::: RAW DATA

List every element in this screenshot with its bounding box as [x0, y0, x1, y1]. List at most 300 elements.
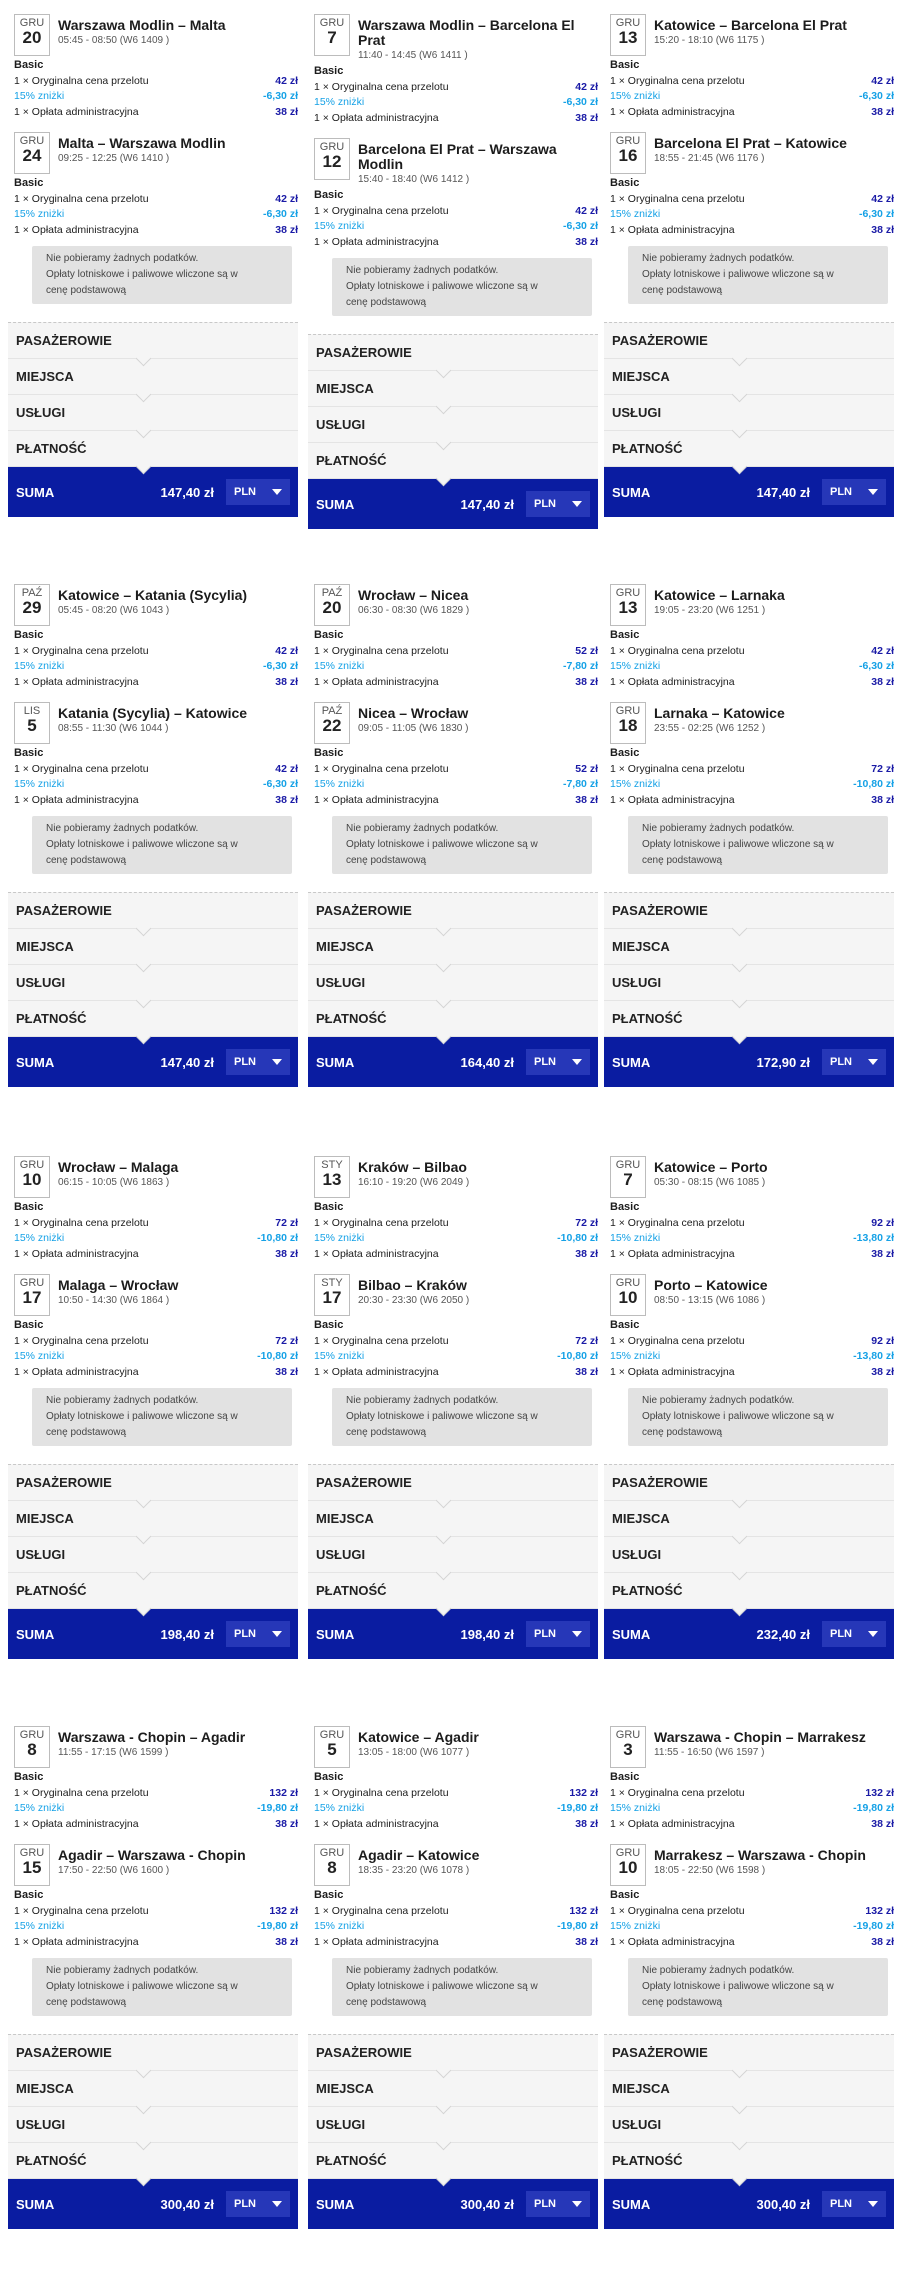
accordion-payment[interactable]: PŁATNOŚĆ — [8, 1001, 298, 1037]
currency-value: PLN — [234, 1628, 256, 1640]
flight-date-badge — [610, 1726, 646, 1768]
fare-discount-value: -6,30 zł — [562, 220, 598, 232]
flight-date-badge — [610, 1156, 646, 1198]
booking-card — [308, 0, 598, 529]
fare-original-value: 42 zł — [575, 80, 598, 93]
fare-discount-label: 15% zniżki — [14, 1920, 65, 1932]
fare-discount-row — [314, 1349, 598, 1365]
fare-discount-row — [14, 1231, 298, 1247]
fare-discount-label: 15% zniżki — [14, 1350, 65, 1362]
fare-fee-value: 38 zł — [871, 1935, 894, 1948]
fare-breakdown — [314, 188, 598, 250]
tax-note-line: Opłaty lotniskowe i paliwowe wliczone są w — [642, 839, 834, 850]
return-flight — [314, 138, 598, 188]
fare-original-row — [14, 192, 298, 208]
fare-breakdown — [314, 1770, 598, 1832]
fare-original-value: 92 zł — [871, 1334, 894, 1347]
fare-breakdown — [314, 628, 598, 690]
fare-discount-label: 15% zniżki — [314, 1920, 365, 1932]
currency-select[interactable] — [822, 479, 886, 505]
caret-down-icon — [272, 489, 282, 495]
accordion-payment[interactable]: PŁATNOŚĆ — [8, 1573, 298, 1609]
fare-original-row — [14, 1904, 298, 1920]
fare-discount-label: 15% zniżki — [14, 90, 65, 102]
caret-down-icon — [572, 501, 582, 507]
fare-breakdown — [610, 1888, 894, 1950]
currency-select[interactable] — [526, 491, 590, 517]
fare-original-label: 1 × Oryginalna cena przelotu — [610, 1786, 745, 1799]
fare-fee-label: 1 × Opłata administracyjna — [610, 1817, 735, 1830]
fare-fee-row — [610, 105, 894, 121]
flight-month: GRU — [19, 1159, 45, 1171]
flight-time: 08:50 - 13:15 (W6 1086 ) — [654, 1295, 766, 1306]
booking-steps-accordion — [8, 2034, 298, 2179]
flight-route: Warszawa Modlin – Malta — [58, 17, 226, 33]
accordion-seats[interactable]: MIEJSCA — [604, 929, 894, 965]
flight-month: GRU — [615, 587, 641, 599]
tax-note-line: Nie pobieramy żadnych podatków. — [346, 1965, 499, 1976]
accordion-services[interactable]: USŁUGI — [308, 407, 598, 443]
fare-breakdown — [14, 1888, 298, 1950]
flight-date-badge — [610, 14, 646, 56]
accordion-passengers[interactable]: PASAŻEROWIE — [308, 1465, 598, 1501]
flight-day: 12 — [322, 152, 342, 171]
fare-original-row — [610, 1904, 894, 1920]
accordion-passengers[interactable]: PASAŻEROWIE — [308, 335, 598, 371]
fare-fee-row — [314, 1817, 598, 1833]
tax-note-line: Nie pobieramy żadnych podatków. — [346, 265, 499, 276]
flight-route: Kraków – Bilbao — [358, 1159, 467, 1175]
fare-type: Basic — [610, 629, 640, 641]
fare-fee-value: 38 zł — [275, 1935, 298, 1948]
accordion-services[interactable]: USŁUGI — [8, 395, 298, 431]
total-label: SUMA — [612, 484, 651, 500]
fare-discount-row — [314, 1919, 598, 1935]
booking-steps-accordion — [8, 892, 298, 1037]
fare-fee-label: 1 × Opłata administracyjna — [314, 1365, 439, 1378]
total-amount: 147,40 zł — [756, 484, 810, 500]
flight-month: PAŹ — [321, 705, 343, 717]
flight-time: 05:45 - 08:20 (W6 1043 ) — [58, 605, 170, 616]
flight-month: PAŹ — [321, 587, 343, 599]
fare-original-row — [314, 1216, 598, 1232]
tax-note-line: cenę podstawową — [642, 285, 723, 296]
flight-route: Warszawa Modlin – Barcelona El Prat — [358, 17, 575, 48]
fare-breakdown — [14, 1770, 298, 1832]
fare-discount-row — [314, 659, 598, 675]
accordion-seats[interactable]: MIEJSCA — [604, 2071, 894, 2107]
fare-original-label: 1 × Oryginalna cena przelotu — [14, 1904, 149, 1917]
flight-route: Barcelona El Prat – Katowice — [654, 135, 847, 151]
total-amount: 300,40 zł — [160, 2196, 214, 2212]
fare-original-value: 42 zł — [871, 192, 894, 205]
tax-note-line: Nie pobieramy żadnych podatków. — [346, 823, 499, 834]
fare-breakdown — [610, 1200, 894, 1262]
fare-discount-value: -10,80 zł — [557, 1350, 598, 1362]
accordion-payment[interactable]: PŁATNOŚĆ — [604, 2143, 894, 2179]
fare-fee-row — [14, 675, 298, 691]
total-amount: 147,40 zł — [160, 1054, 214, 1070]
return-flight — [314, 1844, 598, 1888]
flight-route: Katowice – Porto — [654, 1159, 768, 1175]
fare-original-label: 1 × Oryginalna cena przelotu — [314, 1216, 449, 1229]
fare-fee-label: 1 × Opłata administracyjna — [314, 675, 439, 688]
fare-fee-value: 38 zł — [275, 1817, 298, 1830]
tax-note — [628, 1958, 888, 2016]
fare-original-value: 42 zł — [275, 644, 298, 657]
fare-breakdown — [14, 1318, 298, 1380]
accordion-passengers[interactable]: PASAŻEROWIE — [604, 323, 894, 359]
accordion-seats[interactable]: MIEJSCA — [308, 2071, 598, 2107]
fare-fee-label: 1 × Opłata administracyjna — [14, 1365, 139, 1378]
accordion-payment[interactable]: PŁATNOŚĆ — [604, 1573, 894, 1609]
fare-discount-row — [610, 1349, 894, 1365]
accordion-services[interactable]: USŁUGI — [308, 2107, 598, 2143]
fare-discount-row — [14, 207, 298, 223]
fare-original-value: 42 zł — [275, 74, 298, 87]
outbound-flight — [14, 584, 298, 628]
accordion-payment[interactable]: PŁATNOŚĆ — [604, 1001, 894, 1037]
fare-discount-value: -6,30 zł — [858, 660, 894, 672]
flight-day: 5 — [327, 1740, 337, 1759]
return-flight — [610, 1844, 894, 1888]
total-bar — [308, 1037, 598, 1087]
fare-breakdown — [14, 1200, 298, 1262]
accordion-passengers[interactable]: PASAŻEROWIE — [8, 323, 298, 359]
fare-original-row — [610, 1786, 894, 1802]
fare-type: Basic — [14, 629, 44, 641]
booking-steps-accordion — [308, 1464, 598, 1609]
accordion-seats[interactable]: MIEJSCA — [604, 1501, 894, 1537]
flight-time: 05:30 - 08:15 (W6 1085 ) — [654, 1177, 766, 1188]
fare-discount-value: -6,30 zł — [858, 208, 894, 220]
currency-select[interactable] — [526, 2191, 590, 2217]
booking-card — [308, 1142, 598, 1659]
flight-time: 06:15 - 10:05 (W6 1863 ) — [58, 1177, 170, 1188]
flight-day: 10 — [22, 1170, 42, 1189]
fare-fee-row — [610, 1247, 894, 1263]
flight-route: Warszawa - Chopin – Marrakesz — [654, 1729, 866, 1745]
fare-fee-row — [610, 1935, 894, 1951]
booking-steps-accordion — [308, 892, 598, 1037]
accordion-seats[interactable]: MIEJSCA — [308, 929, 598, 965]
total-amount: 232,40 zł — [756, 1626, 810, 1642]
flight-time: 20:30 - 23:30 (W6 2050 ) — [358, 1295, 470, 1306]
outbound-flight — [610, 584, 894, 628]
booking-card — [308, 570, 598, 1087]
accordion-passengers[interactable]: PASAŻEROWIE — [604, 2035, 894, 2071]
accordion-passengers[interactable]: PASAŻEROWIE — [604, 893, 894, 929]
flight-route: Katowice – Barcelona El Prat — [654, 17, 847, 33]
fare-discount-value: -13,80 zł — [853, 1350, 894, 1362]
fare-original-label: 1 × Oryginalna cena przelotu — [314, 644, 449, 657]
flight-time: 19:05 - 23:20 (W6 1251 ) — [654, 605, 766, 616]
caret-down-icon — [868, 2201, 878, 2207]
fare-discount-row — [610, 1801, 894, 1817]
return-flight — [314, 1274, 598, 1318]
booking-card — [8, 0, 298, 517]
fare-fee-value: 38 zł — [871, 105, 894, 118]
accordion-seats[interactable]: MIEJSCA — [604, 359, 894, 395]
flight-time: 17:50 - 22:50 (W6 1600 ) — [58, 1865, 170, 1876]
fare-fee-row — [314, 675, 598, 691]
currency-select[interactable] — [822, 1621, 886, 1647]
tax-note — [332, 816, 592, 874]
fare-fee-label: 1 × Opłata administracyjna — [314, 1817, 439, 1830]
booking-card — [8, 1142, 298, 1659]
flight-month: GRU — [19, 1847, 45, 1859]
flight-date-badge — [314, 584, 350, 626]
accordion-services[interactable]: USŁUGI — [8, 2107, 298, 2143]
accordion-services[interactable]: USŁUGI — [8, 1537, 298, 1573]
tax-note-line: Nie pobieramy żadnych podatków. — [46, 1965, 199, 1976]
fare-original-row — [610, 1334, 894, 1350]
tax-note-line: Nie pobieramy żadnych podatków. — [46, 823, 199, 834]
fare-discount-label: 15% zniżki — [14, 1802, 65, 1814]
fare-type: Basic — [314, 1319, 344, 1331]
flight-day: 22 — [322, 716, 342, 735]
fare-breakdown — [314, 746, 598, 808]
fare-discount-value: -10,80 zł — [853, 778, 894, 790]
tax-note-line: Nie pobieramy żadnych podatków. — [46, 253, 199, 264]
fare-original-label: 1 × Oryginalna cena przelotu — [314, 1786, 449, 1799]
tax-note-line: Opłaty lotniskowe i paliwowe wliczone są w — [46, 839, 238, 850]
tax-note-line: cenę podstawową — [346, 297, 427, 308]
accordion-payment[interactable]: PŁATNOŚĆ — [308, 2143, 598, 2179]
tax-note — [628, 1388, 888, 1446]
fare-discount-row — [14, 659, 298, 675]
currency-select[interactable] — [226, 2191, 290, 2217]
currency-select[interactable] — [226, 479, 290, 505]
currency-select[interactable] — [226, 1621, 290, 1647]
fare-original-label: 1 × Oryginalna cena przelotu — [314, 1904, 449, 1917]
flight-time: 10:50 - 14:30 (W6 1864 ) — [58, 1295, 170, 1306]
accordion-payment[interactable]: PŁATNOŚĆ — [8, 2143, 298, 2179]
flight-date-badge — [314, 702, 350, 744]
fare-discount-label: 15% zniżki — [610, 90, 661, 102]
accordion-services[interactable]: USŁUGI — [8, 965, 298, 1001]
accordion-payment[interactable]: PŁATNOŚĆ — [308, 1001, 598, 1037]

::::::

• EXERCISE AIM:
Swap "flight-date-badge" for "date-badge" in the stretch of entries from the line containing "accordion-payment[interactable]: PŁATNOŚĆ — [8, 1001, 298, 1037]" through the line containing "fare-discount-label: 15% zniżki — [14, 1350, 65, 1362]". Write out only those lines, changing nothing else.

• SOLUTION:
accordion-payment[interactable]: PŁATNOŚĆ — [8, 1001, 298, 1037]
currency-value: PLN — [234, 1628, 256, 1640]
date-badge — [610, 1726, 646, 1768]
fare-discount-value: -6,30 zł — [562, 220, 598, 232]
date-badge — [610, 1156, 646, 1198]
booking-card — [308, 0, 598, 529]
fare-original-value: 42 zł — [575, 80, 598, 93]
fare-discount-label: 15% zniżki — [14, 1920, 65, 1932]
fare-discount-row — [314, 1349, 598, 1365]
fare-discount-row — [14, 1231, 298, 1247]
fare-discount-label: 15% zniżki — [14, 1350, 65, 1362]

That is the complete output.